## TESTO CITATO
- - - - -

Diciassette anni dopo la sua ultima gara è a bordo di una Stanguellini-Fiat Sport Bialbero 750 e si prepara ad affrontare il percorso dell’Eifelrennen. Purtroppo il suo ritorno in grande stile subisce una brusca frenata quando, dopo aver superato la linea del traguardo, scopre di esser stata squalificata dalla giuria di gara.
Ancora provata dalla poliomielite di tanti anni fa, per far partire la sua macchina, ha avuto bisogno di un aiuto esterno ma questo pare non far parte del regolamento.
Anna Maria è rattristata dall’accaduto anche se, da un ceeto punto di vita ne è quasi sollevata.
Torna con i pensieri alle sfide e ingiustizie che ha dovuto affrontare negli anni precedenti, e si rende conto di quanto sia bello che l’essere squalificata per una sciocchezza sia tornata a essere la sua preoccupazione maggiore.

Il mazzo di fiori più grande

In ogni caso, la Marocchina sembra tornare subito alle glorie del passato. In poco tempo colleziona vittorie: una medaglia di bronzo nella Coppa Ascoli, una d’argento nella categoria 750 cc del Circuito di Senigallia, una coppa nel Trofeo Sardo e un quarto posto nel Bari Grand Prix.
Franco Comotti continua ad attenderla a ogni traguardo con il mazzo di fiori più grande di tutti i presenti.

- - - - -

## COMPITI ASSEGNATI
(a) Indichi se ciascuna delle seguenti affermazioni concorda con il testo sul ritorno alle corse di Anna Maria, rispondendo sì o no e citando fedelmente le parole decisive: (i) all’Eifelrennen era al volante di una Stanguellini-Fiat Sport Bialbero 750; (ii) fu squalificata prima di tagliare il traguardo; (iii) nel Circuito di Senigallia ottenne una medaglia d’oro.
(b) Prosegua il testo sul ritorno alle corse di Anna Maria dal punto in cui si ferma.
Le voci provengono da una fonte diversa dal testo.

- - - - -

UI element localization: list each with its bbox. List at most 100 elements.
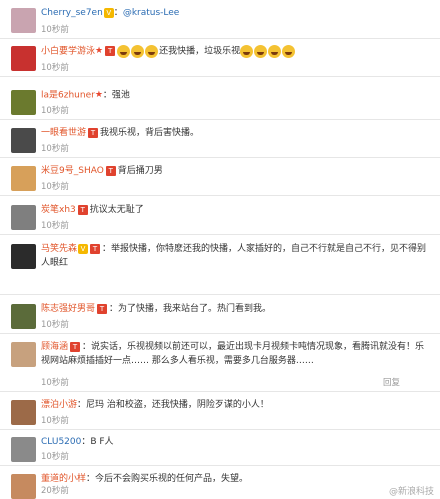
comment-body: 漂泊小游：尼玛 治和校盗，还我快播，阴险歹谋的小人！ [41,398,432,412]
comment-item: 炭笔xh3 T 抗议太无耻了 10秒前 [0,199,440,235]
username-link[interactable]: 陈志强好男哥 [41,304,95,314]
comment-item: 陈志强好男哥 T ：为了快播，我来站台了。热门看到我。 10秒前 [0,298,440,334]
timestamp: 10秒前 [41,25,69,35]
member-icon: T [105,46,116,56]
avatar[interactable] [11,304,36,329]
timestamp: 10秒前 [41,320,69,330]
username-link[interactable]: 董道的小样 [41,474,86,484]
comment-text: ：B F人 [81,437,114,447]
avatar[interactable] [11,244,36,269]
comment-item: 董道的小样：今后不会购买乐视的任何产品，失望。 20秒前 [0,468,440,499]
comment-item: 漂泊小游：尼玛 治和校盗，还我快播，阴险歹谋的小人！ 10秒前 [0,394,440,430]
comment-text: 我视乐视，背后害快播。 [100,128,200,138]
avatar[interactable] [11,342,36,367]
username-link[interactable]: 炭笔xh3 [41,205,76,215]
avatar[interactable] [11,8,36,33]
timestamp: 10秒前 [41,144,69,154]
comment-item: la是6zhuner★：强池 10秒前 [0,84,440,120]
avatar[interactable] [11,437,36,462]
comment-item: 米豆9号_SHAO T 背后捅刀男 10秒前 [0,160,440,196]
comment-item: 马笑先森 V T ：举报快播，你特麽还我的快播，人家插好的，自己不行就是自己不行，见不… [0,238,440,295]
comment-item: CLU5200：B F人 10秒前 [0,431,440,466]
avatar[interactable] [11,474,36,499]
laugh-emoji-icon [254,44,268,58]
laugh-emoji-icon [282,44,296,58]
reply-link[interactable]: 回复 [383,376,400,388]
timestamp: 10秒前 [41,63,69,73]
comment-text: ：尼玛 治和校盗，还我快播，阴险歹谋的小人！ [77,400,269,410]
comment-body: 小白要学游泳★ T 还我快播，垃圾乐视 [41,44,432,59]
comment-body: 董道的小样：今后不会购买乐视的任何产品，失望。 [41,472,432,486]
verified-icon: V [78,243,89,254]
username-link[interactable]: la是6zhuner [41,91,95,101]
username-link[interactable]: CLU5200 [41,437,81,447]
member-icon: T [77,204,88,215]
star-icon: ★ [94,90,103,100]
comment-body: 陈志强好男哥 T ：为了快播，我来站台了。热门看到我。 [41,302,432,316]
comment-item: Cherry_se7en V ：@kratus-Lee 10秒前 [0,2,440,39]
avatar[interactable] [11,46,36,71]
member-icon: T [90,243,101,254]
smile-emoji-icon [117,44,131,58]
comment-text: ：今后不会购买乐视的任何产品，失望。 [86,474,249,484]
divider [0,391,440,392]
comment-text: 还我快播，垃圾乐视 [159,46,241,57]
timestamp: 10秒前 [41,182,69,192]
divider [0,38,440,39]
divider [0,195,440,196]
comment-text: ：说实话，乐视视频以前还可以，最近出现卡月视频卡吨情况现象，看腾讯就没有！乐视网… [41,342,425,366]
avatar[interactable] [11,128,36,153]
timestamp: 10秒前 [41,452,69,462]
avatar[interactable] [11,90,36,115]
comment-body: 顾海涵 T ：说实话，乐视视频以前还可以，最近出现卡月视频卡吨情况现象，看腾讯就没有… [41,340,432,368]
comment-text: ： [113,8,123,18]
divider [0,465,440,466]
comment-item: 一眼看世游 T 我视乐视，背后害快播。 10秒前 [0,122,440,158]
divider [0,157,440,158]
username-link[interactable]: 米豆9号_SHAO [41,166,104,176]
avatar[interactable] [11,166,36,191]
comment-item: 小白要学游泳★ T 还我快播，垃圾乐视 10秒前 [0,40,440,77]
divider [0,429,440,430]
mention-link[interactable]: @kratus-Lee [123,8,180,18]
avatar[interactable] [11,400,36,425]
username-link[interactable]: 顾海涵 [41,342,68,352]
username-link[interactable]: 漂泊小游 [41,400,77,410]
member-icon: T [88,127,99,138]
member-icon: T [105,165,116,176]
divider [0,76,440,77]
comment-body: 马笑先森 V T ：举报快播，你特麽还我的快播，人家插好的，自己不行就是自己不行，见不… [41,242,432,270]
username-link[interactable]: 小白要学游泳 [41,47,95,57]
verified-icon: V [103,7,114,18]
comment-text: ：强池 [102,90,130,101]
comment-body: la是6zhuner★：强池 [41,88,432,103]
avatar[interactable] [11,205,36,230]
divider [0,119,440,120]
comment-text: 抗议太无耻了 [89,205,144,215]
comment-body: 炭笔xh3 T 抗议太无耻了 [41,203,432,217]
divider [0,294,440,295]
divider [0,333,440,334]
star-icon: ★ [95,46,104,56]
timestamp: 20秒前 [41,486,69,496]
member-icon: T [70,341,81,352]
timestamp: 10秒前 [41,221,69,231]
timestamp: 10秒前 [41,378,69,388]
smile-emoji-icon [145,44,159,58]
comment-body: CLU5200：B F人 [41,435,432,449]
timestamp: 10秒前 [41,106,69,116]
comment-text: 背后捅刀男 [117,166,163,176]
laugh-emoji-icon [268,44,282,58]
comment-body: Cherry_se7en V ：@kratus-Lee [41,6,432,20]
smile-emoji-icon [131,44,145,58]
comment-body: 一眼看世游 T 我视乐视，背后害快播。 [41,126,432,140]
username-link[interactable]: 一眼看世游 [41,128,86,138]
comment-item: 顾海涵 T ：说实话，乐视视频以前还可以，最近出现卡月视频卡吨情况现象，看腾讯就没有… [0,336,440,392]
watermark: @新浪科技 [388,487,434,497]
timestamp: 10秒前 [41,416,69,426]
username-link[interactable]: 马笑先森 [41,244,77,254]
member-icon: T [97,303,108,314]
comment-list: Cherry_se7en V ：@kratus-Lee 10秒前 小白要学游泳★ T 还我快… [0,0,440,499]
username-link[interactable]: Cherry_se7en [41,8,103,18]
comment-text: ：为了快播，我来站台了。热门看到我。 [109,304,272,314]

- - - - -

## RISPOSTE PER COMPITO
(a)
(i) Sì: «è a bordo di una Stanguellini-Fiat Sport Bialbero 750 e si prepara ad affrontare il percorso dell’Eifelrennen».
(ii) No: «dopo aver superato la linea del traguardo, scopre di esser stata squalificata dalla giuria di gara».
(iii) No: «una d’argento nella categoria 750 cc del Circuito di Senigallia».

(b)
È contento di seguirla in ogni città e su ogni pista e vedere le rughe scavate sul viso di sua moglie scomparire poco a poco per far spazio ai suoi meravigliosi sorrisi timidi è un regalo che non pensava di poter ricevere di nuovo.

Le gare continuano

Nel frattempo Anna Maria Peduzzi non si ferma e l’anno successivo partecipa sia alla Targa Florio sia alla 1000 Miglia. Mentre nel primo caso finisce fuori pista e si vede costretta a ritirarsi, partecipa alla 1000 Miglia in coppia con Franco Goldoni con cui ottiene un terzo posto (su sessantatré) nella categoria 750 cc.
Nel 1954 rimane ancora nella Scuderia Ferrari e, nonostante la brutta esperienza dell’anno prima, si iscrive nuovamente alle stesse competizioni. I risultti, però, non arrivano e lei si ritira dall’imminente Giro di Sicilia.

La Ferrari quattro cilindri

Anna Maria Peduzzi ottiene risultati simili l’anno successivo, ma tutto cambia quando nel 1956 viene offerta alla Marocchina l’occasione di guidare una Ferrari quattro cilindri 2 litri, definita dalla stampa locale come “unica nel suo genere”. Condivide la macchina con la belga Gilbert Thirion, famosa in patria per aver iniziato la carriera a bordo di una splendida Porsche guidata dal padre. Le due affrontano la mille chilometri di Parigi e il Supercortemaggiore Grand Prix.

Le ultime gare in Italia

Nel 1957 Anna Maria si prende una pausa dalle competizioni internazionali e decide di concentrarsi sulle principali gare italiane, partecipando nuovamente (ma senza successo) alla Targa Florio e al Gran Premio di Pergusa. Tuttavia le è offerta la possibilità di gareggiare nella mille chilometri di Buenos Aires che lei, nonostante sappia come questo la renderebbe la pilota di punta della Ferrari, declina educatamente. Anche in passato non le è mai piaciuto molto gareggiare fuori dall’Italia, preferendo le imprevedibili curve della Sicilia o le silenziose montagne della Lombardia.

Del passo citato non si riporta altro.